Start Excerpted data

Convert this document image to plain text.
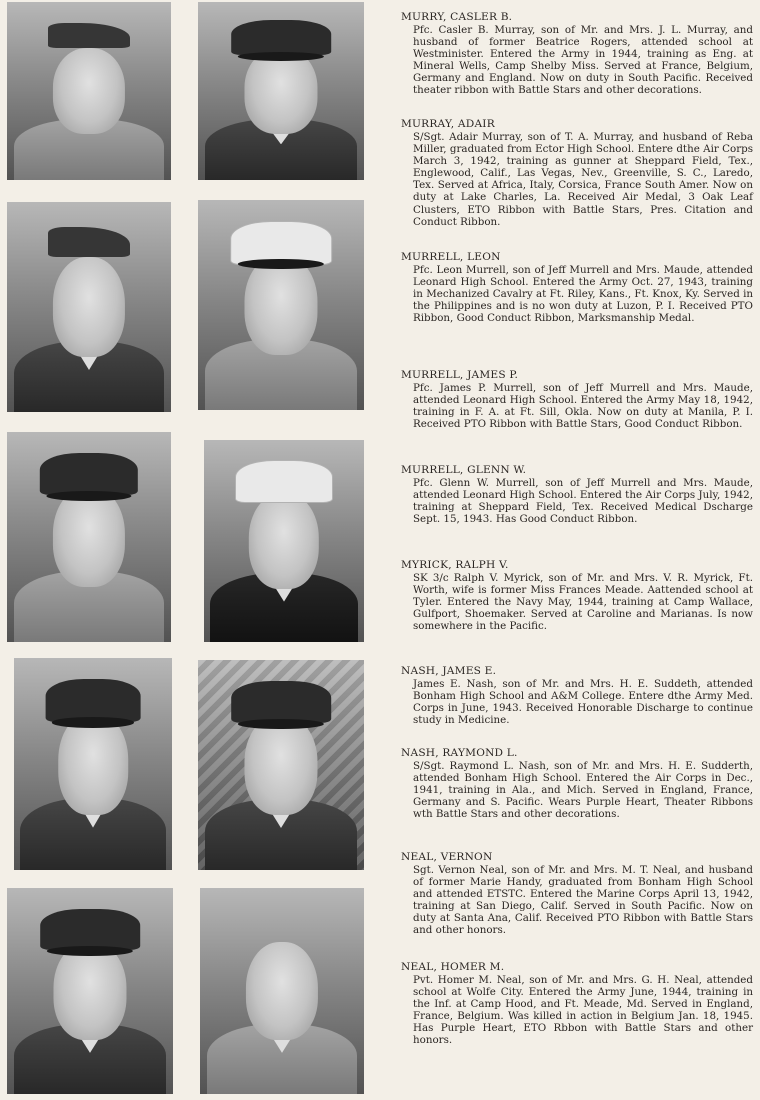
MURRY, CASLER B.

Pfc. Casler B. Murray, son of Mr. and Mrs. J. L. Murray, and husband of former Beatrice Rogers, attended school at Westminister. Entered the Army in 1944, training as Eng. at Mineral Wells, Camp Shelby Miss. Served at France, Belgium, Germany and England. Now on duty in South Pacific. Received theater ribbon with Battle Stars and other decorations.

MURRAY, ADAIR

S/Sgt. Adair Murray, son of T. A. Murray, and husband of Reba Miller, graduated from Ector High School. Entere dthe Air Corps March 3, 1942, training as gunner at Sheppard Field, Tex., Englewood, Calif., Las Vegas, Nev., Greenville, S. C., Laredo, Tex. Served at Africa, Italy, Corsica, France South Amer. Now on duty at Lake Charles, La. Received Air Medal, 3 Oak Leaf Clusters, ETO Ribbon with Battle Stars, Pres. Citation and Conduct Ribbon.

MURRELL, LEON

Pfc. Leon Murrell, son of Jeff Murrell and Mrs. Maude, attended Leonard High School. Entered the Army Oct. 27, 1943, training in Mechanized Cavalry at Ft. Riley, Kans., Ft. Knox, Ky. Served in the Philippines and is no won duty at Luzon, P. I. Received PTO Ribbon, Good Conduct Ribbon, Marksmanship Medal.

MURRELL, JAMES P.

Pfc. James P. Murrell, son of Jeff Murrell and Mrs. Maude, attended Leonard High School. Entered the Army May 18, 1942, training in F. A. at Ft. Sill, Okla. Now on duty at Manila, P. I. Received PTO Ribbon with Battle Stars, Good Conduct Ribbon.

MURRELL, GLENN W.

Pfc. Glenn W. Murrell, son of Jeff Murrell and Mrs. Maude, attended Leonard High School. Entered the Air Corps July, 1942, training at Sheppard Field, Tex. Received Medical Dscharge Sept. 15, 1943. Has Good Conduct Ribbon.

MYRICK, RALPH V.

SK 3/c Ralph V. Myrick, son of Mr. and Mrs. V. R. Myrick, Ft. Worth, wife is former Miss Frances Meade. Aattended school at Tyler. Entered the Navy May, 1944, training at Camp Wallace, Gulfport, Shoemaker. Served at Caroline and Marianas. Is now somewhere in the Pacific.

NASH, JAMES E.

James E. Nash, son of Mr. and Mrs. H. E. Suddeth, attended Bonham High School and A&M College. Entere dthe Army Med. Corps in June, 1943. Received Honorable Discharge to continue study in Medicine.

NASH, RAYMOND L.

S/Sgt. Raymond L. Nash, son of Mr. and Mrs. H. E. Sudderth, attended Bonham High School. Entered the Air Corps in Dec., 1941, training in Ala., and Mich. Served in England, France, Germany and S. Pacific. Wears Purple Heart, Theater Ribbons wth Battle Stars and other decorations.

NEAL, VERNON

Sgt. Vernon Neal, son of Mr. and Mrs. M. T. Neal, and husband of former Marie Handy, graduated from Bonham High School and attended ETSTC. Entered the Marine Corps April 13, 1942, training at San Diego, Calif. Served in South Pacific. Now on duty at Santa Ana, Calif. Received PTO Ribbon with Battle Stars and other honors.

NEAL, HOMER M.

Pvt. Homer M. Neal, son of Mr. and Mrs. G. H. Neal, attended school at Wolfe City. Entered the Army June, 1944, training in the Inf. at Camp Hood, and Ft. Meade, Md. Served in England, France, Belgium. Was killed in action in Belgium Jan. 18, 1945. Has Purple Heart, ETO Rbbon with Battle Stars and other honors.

End Excerpted data

• _Short exercise_: Repeat the material verbatim. Do not carry over any picture.

• _Task response_:
Convert this document image to plain text.
MURRY, CASLER B.

Pfc. Casler B. Murray, son of Mr. and Mrs. J. L. Murray, and husband of former Beatrice Rogers, attended school at Westminister. Entered the Army in 1944, training as Eng. at Mineral Wells, Camp Shelby Miss. Served at France, Belgium, Germany and England. Now on duty in South Pacific. Received theater ribbon with Battle Stars and other decorations.

MURRAY, ADAIR

S/Sgt. Adair Murray, son of T. A. Murray, and husband of Reba Miller, graduated from Ector High School. Entere dthe Air Corps March 3, 1942, training as gunner at Sheppard Field, Tex., Englewood, Calif., Las Vegas, Nev., Greenville, S. C., Laredo, Tex. Served at Africa, Italy, Corsica, France South Amer. Now on duty at Lake Charles, La. Received Air Medal, 3 Oak Leaf Clusters, ETO Ribbon with Battle Stars, Pres. Citation and Conduct Ribbon.

MURRELL, LEON

Pfc. Leon Murrell, son of Jeff Murrell and Mrs. Maude, attended Leonard High School. Entered the Army Oct. 27, 1943, training in Mechanized Cavalry at Ft. Riley, Kans., Ft. Knox, Ky. Served in the Philippines and is no won duty at Luzon, P. I. Received PTO Ribbon, Good Conduct Ribbon, Marksmanship Medal.

MURRELL, JAMES P.

Pfc. James P. Murrell, son of Jeff Murrell and Mrs. Maude, attended Leonard High School. Entered the Army May 18, 1942, training in F. A. at Ft. Sill, Okla. Now on duty at Manila, P. I. Received PTO Ribbon with Battle Stars, Good Conduct Ribbon.

MURRELL, GLENN W.

Pfc. Glenn W. Murrell, son of Jeff Murrell and Mrs. Maude, attended Leonard High School. Entered the Air Corps July, 1942, training at Sheppard Field, Tex. Received Medical Dscharge Sept. 15, 1943. Has Good Conduct Ribbon.

MYRICK, RALPH V.

SK 3/c Ralph V. Myrick, son of Mr. and Mrs. V. R. Myrick, Ft. Worth, wife is former Miss Frances Meade. Aattended school at Tyler. Entered the Navy May, 1944, training at Camp Wallace, Gulfport, Shoemaker. Served at Caroline and Marianas. Is now somewhere in the Pacific.

NASH, JAMES E.

James E. Nash, son of Mr. and Mrs. H. E. Suddeth, attended Bonham High School and A&M College. Entere dthe Army Med. Corps in June, 1943. Received Honorable Discharge to continue study in Medicine.

NASH, RAYMOND L.

S/Sgt. Raymond L. Nash, son of Mr. and Mrs. H. E. Sudderth, attended Bonham High School. Entered the Air Corps in Dec., 1941, training in Ala., and Mich. Served in England, France, Germany and S. Pacific. Wears Purple Heart, Theater Ribbons wth Battle Stars and other decorations.

NEAL, VERNON

Sgt. Vernon Neal, son of Mr. and Mrs. M. T. Neal, and husband of former Marie Handy, graduated from Bonham High School and attended ETSTC. Entered the Marine Corps April 13, 1942, training at San Diego, Calif. Served in South Pacific. Now on duty at Santa Ana, Calif. Received PTO Ribbon with Battle Stars and other honors.

NEAL, HOMER M.

Pvt. Homer M. Neal, son of Mr. and Mrs. G. H. Neal, attended school at Wolfe City. Entered the Army June, 1944, training in the Inf. at Camp Hood, and Ft. Meade, Md. Served in England, France, Belgium. Was killed in action in Belgium Jan. 18, 1945. Has Purple Heart, ETO Rbbon with Battle Stars and other honors.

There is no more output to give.